Element and region data:
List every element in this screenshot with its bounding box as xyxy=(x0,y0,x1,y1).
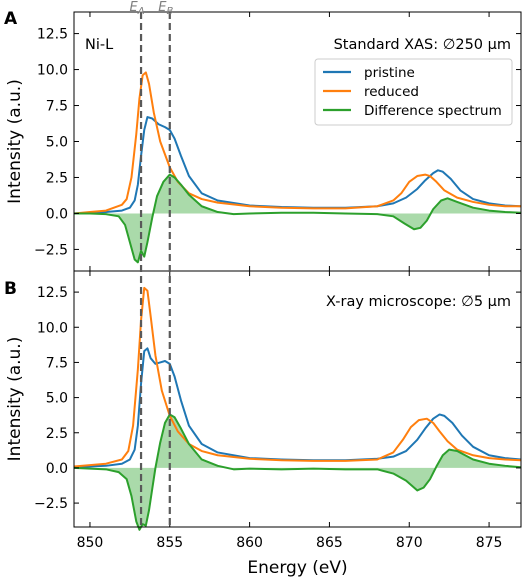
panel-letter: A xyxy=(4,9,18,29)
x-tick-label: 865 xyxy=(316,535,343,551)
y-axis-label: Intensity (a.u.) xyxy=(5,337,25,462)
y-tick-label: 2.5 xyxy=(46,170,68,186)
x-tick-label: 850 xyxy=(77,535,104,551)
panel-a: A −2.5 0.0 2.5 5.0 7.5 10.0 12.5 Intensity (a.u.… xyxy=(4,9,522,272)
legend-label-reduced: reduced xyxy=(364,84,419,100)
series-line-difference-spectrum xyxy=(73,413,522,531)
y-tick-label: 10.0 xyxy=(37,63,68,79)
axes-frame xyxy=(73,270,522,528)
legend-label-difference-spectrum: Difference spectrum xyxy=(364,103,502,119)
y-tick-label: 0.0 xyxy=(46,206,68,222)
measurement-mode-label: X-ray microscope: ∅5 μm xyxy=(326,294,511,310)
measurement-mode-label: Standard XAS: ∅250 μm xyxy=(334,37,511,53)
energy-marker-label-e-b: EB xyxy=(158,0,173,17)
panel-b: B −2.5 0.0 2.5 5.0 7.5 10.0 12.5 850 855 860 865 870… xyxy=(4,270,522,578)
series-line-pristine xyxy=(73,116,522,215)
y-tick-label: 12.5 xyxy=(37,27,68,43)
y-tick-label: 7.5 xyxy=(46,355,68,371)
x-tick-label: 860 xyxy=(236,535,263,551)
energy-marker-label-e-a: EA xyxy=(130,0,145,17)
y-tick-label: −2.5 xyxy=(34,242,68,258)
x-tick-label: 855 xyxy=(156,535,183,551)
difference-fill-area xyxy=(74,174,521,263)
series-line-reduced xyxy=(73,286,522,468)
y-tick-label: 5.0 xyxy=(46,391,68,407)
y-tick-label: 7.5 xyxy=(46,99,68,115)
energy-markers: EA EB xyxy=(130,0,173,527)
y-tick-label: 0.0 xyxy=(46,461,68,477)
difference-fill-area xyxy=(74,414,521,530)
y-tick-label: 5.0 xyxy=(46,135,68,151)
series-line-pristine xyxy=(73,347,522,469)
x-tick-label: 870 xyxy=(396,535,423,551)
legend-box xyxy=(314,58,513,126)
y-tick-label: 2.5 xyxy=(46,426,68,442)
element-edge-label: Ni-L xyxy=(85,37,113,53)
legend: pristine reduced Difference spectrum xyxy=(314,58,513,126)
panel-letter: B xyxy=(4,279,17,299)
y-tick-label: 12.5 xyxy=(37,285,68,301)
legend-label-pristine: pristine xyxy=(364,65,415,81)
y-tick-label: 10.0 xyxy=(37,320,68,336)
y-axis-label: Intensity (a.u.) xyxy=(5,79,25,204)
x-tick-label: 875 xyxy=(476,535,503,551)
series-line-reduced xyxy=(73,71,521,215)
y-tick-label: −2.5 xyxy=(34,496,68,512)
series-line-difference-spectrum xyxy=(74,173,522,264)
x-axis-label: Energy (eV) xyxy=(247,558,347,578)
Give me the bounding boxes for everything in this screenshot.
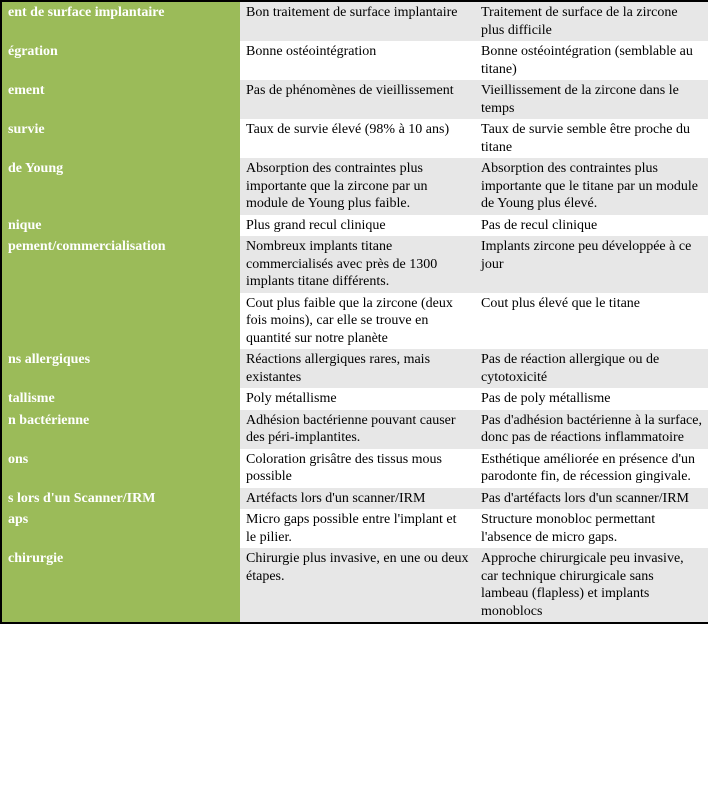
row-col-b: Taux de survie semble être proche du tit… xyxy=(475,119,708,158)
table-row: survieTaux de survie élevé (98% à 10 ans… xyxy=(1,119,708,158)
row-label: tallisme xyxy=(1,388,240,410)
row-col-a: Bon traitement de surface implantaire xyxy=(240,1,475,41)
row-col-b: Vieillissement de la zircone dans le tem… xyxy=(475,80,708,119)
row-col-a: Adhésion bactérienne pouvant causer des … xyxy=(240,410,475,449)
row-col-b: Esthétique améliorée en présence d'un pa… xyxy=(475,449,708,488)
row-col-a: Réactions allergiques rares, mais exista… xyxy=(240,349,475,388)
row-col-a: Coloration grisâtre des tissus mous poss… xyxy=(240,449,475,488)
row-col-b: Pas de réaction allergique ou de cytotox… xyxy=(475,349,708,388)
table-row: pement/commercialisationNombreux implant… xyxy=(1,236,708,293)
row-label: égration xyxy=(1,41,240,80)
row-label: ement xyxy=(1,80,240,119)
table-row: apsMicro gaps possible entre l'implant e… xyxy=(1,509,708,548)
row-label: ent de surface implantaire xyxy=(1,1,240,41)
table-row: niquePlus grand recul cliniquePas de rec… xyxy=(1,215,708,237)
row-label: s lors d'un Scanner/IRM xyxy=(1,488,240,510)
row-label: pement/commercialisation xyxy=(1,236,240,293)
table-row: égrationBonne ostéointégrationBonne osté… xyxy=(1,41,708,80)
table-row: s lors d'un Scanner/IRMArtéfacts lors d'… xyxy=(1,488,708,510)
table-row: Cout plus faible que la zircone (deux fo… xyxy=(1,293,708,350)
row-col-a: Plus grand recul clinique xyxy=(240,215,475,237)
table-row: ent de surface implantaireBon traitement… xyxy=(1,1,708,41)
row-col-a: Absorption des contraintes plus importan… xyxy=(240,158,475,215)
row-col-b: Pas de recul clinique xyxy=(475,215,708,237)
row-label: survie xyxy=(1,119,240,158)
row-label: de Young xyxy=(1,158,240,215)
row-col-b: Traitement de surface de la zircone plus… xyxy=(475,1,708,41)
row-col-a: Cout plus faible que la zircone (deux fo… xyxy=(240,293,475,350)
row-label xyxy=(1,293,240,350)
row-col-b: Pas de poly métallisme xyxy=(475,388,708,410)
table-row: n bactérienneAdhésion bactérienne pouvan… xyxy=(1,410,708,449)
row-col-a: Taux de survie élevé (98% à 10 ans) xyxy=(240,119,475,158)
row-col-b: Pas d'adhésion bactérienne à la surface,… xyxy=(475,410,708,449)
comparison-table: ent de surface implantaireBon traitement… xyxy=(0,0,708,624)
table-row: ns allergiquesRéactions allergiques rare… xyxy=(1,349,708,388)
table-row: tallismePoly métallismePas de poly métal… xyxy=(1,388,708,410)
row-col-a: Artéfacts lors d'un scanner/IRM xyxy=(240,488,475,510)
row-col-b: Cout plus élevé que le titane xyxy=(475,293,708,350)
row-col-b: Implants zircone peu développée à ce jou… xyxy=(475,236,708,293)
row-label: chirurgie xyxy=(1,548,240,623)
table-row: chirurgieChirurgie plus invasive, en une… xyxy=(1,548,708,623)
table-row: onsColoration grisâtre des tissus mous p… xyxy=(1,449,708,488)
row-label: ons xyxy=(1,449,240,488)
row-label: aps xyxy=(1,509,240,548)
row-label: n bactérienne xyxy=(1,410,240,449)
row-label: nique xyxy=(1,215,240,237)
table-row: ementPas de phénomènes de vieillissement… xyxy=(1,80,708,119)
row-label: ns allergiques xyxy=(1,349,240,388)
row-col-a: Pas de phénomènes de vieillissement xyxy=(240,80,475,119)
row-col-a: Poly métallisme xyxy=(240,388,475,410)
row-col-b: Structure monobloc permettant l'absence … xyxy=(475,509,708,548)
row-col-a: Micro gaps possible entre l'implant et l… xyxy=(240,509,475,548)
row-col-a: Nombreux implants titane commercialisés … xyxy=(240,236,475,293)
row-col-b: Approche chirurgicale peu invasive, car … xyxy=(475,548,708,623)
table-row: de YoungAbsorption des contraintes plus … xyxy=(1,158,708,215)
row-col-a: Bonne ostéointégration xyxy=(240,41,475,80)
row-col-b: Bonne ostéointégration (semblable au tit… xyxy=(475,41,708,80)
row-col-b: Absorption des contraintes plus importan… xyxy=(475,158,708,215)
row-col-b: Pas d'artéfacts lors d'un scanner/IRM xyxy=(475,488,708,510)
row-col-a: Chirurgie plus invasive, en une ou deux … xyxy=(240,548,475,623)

The problem:
Reproduce every line of the entries above without changing a character, and leave out the pictures.

Exercise output:
List every element in this screenshot with its bounding box as xyxy=(x0,y0,x1,y1).
panel-letter: A xyxy=(4,9,18,29)
x-tick-label: 865 xyxy=(316,535,343,551)
y-axis-label: Intensity (a.u.) xyxy=(5,337,25,462)
y-tick-label: 2.5 xyxy=(46,170,68,186)
x-tick-label: 850 xyxy=(77,535,104,551)
panel-a: A −2.5 0.0 2.5 5.0 7.5 10.0 12.5 Intensity (a.u.… xyxy=(4,9,522,272)
legend-label-reduced: reduced xyxy=(364,84,419,100)
series-line-difference-spectrum xyxy=(73,413,522,531)
y-tick-label: 10.0 xyxy=(37,63,68,79)
axes-frame xyxy=(73,270,522,528)
legend-label-difference-spectrum: Difference spectrum xyxy=(364,103,502,119)
y-tick-label: 0.0 xyxy=(46,206,68,222)
measurement-mode-label: X-ray microscope: ∅5 μm xyxy=(326,294,511,310)
measurement-mode-label: Standard XAS: ∅250 μm xyxy=(334,37,511,53)
energy-marker-label-e-b: EB xyxy=(158,0,173,17)
panel-b: B −2.5 0.0 2.5 5.0 7.5 10.0 12.5 850 855 860 865 870… xyxy=(4,270,522,578)
series-line-pristine xyxy=(73,116,522,215)
y-tick-label: 12.5 xyxy=(37,27,68,43)
y-tick-label: 7.5 xyxy=(46,355,68,371)
x-tick-label: 860 xyxy=(236,535,263,551)
energy-marker-label-e-a: EA xyxy=(130,0,145,17)
y-tick-label: −2.5 xyxy=(34,242,68,258)
x-tick-label: 855 xyxy=(156,535,183,551)
difference-fill-area xyxy=(74,174,521,263)
series-line-reduced xyxy=(73,286,522,468)
y-tick-label: 5.0 xyxy=(46,391,68,407)
y-tick-label: 7.5 xyxy=(46,99,68,115)
energy-markers: EA EB xyxy=(130,0,173,527)
y-tick-label: 0.0 xyxy=(46,461,68,477)
difference-fill-area xyxy=(74,414,521,530)
y-tick-label: 5.0 xyxy=(46,135,68,151)
series-line-pristine xyxy=(73,347,522,469)
x-tick-label: 870 xyxy=(396,535,423,551)
legend-box xyxy=(314,58,513,126)
y-tick-label: 2.5 xyxy=(46,426,68,442)
element-edge-label: Ni-L xyxy=(85,37,113,53)
legend: pristine reduced Difference spectrum xyxy=(314,58,513,126)
panel-letter: B xyxy=(4,279,17,299)
y-tick-label: 12.5 xyxy=(37,285,68,301)
legend-label-pristine: pristine xyxy=(364,65,415,81)
y-tick-label: 10.0 xyxy=(37,320,68,336)
y-axis-label: Intensity (a.u.) xyxy=(5,79,25,204)
x-tick-label: 875 xyxy=(476,535,503,551)
series-line-reduced xyxy=(73,71,521,215)
y-tick-label: −2.5 xyxy=(34,496,68,512)
series-line-difference-spectrum xyxy=(74,173,522,264)
x-axis-label: Energy (eV) xyxy=(247,558,347,578)
Give me the bounding boxes for everything in this screenshot.
row-col-b: Taux de survie semble être proche du tit… xyxy=(475,119,708,158)
table-row: survieTaux de survie élevé (98% à 10 ans… xyxy=(1,119,708,158)
row-label: tallisme xyxy=(1,388,240,410)
row-col-a: Bon traitement de surface implantaire xyxy=(240,1,475,41)
row-col-b: Vieillissement de la zircone dans le tem… xyxy=(475,80,708,119)
row-col-a: Adhésion bactérienne pouvant causer des … xyxy=(240,410,475,449)
row-col-b: Esthétique améliorée en présence d'un pa… xyxy=(475,449,708,488)
row-col-a: Réactions allergiques rares, mais exista… xyxy=(240,349,475,388)
row-col-a: Coloration grisâtre des tissus mous poss… xyxy=(240,449,475,488)
row-col-b: Pas de réaction allergique ou de cytotox… xyxy=(475,349,708,388)
table-row: pement/commercialisationNombreux implant… xyxy=(1,236,708,293)
row-label: égration xyxy=(1,41,240,80)
row-label: ement xyxy=(1,80,240,119)
table-row: apsMicro gaps possible entre l'implant e… xyxy=(1,509,708,548)
row-label: ent de surface implantaire xyxy=(1,1,240,41)
table-row: niquePlus grand recul cliniquePas de rec… xyxy=(1,215,708,237)
row-label: s lors d'un Scanner/IRM xyxy=(1,488,240,510)
row-label: pement/commercialisation xyxy=(1,236,240,293)
table-row: égrationBonne ostéointégrationBonne osté… xyxy=(1,41,708,80)
table-row: s lors d'un Scanner/IRMArtéfacts lors d'… xyxy=(1,488,708,510)
table-row: Cout plus faible que la zircone (deux fo… xyxy=(1,293,708,350)
row-col-a: Plus grand recul clinique xyxy=(240,215,475,237)
table-row: ent de surface implantaireBon traitement… xyxy=(1,1,708,41)
row-col-a: Absorption des contraintes plus importan… xyxy=(240,158,475,215)
row-col-b: Pas de recul clinique xyxy=(475,215,708,237)
row-label: survie xyxy=(1,119,240,158)
row-label: de Young xyxy=(1,158,240,215)
row-col-b: Traitement de surface de la zircone plus… xyxy=(475,1,708,41)
row-col-a: Cout plus faible que la zircone (deux fo… xyxy=(240,293,475,350)
row-label xyxy=(1,293,240,350)
row-col-b: Pas de poly métallisme xyxy=(475,388,708,410)
table-row: n bactérienneAdhésion bactérienne pouvan… xyxy=(1,410,708,449)
row-col-a: Taux de survie élevé (98% à 10 ans) xyxy=(240,119,475,158)
row-col-b: Pas d'adhésion bactérienne à la surface,… xyxy=(475,410,708,449)
comparison-table: ent de surface implantaireBon traitement… xyxy=(0,0,708,624)
table-row: ns allergiquesRéactions allergiques rare… xyxy=(1,349,708,388)
table-row: tallismePoly métallismePas de poly métal… xyxy=(1,388,708,410)
row-col-a: Artéfacts lors d'un scanner/IRM xyxy=(240,488,475,510)
row-col-b: Cout plus élevé que le titane xyxy=(475,293,708,350)
row-col-b: Implants zircone peu développée à ce jou… xyxy=(475,236,708,293)
row-label: chirurgie xyxy=(1,548,240,623)
table-row: chirurgieChirurgie plus invasive, en une… xyxy=(1,548,708,623)
table-row: onsColoration grisâtre des tissus mous p… xyxy=(1,449,708,488)
row-label: ons xyxy=(1,449,240,488)
row-label: aps xyxy=(1,509,240,548)
row-label: n bactérienne xyxy=(1,410,240,449)
row-label: nique xyxy=(1,215,240,237)
table-row: ementPas de phénomènes de vieillissement… xyxy=(1,80,708,119)
row-label: ns allergiques xyxy=(1,349,240,388)
row-col-a: Pas de phénomènes de vieillissement xyxy=(240,80,475,119)
row-col-a: Poly métallisme xyxy=(240,388,475,410)
row-col-b: Structure monobloc permettant l'absence … xyxy=(475,509,708,548)
row-col-a: Micro gaps possible entre l'implant et l… xyxy=(240,509,475,548)
row-col-a: Nombreux implants titane commercialisés … xyxy=(240,236,475,293)
row-col-b: Approche chirurgicale peu invasive, car … xyxy=(475,548,708,623)
table-row: de YoungAbsorption des contraintes plus … xyxy=(1,158,708,215)
row-col-a: Bonne ostéointégration xyxy=(240,41,475,80)
row-col-b: Bonne ostéointégration (semblable au tit… xyxy=(475,41,708,80)
row-col-b: Absorption des contraintes plus importan… xyxy=(475,158,708,215)
row-col-b: Pas d'artéfacts lors d'un scanner/IRM xyxy=(475,488,708,510)
row-col-a: Chirurgie plus invasive, en une ou deux … xyxy=(240,548,475,623)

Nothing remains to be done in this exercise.